Problem 1:
Answer these questions from the passage on proportion:
(a) In the kilograms example, how many grams do 8 kilograms equal?
(b) In Example 1, how many painters complete painting a house in 12 hours?
(c) According to the final sentence of the Example 1 solution, how many hours will 6 painters take to finish painting the house?

Passage provided:
The relationship between two quantities or variables is depicted by a direct or inverse proportion. We also call these quantities "directly proportional" or "inversely proportional" to each other. The symbol \propto is used to depict the proportionality of the quantities.

For instance, if we say that x is directly proportional to y, then we mathematically write it as:

x \propto y

If we say that x is inversely proportional to y, then we write this fact in mathematical notation as:

x \propto \frac{1}{y}

The relationship between the variables x and y are controlled by some rules of proportionality. You can see that in both cases the value of x changes with respect to the value of y or when the value of y changes, x also changes.

 Summarizing the above discussion, we will now define the direct and inverse proportions like this:

Two quantities are directly proportional to each other when one quantity is multiple of another.

For example, if one 1 kilogram is equal to 1000 grams, then 8 kilograms will be equal to 8 x 1000 = 8000 grams. Hence, we can say that the units kilograms and grams are directly proportional to each other because when one quantity increases, the other quantity increases too. Similarly, if any of these two quantities decreases, then the other quantity decreases too. In other words, both quantities are directly related to each other.

Inverse proportion can be defined as:

Two quantities are inversely proportional to each other, if the increase in one quantity causes a decrease in the other quantity and vice versa

For example, consider an equation x \propto \frac {2} {y}. This equation shows that x is inversely proportional to y because when y increases x decreases, and when y decreases x increases.

In the next section, we will solve a couple of examples related to inverse proportion.

 

Example 1

3 painters complete painting a house in 12 hours. How many hours will 6 workers take?

Solution

By reflecting on the question, you can clearly guess that it is the scenario of inverse proportion because if the painters are fewer, they will take more time. Conversely, if the painters are more, they will take less time. In other words, the number of hours and the number of painters is inversely proportional to each other.

Make an equation of inverse proportion like this:

\frac {6} {3} = \frac {12}{x}

2 = \frac{12}{x}

x = \frac{12}{2} = 6

Hence, 6 painters will complete painting the house in 6 hours.

Problem 2:
Write out the rows exactly, starting with their first line and ending with the line that contains "row-header-5[interactable]: 5: [0, 217, 18, 239]", including both of those lines.

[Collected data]
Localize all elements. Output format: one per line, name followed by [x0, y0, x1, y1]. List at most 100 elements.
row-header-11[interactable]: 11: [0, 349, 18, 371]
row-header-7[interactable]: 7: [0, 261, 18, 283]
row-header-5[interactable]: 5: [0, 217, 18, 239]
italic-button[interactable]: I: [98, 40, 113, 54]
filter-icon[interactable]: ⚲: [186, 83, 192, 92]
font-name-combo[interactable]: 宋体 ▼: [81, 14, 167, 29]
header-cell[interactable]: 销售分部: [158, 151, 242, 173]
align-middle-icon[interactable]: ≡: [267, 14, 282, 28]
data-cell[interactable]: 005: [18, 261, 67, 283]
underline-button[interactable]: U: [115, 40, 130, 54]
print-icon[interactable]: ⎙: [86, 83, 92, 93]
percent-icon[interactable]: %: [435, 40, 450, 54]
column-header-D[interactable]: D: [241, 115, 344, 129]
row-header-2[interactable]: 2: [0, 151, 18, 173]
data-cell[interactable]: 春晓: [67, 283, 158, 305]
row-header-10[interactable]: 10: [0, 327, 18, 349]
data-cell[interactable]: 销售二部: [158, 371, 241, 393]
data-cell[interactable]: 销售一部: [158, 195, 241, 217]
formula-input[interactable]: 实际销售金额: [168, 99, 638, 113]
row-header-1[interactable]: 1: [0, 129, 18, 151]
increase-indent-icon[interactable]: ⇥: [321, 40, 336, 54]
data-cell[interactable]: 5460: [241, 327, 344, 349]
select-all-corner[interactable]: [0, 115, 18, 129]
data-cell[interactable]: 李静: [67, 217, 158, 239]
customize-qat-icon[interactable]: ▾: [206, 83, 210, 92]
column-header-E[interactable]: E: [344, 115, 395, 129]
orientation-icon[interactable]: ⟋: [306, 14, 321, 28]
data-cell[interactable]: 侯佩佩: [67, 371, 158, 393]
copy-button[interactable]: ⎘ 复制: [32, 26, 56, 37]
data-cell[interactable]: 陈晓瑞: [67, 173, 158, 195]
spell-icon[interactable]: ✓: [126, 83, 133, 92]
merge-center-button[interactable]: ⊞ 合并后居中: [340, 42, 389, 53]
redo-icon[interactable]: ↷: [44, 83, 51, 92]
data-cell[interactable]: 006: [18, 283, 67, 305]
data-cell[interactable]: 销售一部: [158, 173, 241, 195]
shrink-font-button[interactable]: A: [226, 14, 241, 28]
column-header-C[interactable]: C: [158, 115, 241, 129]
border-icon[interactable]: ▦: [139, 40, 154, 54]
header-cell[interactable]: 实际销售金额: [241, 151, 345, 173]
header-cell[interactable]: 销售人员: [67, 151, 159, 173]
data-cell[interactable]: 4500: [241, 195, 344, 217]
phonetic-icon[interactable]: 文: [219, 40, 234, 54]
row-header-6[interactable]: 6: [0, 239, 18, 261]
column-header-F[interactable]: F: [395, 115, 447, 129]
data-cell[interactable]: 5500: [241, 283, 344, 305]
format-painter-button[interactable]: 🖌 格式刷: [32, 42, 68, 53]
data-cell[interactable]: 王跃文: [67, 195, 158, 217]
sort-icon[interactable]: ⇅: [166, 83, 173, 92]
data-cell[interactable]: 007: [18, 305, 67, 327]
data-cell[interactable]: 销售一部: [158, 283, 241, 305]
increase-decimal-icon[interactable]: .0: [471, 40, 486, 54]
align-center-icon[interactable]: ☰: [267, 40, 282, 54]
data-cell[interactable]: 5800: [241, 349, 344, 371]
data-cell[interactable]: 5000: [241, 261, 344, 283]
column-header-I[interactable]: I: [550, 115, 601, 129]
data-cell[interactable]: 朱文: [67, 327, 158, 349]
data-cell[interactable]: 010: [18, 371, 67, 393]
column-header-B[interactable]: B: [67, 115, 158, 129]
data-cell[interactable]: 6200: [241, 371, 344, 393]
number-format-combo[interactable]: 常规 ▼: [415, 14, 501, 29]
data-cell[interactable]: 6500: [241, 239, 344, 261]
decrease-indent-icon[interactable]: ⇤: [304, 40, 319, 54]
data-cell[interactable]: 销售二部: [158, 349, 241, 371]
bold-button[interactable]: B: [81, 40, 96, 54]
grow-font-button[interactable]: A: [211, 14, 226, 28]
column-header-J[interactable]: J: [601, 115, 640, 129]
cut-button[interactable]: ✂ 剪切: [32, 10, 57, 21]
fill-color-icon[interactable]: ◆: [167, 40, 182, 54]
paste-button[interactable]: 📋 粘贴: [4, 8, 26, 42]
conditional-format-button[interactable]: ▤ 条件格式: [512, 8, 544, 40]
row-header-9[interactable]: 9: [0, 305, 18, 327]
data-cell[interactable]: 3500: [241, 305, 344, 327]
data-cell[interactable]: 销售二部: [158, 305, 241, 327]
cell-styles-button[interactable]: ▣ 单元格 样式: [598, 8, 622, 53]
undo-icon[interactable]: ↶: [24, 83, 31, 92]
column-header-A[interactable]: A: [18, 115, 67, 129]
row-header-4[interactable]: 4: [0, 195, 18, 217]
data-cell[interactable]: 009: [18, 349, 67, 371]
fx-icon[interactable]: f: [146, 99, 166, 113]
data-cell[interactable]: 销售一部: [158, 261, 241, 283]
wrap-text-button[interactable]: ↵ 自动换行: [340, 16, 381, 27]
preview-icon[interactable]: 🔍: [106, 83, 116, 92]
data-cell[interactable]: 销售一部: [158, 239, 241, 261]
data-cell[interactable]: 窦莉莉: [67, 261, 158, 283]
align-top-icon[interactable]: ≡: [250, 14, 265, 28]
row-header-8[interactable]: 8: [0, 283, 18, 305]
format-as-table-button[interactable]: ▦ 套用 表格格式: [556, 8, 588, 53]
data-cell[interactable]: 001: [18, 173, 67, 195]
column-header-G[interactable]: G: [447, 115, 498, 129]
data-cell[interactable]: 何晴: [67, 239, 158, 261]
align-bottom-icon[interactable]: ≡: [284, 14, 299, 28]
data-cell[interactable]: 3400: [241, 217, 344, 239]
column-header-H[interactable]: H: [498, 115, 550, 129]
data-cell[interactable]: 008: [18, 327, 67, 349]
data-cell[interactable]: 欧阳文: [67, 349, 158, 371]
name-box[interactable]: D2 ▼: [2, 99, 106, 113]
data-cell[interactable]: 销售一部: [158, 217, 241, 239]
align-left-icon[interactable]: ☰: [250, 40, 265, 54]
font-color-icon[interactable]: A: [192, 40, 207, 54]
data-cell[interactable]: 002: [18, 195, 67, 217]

Correct result 1:
(a) 8000 grams
(b) 3 painters
(c) 6 hours

Correct result 2:
Localize all elements. Output format: one per line, name followed by [x0, y0, x1, y1]. List at most 100 elements.
row-header-11[interactable]: 11: [0, 349, 18, 371]
row-header-7[interactable]: 7: [0, 261, 18, 283]
row-header-5[interactable]: 5: [0, 217, 18, 239]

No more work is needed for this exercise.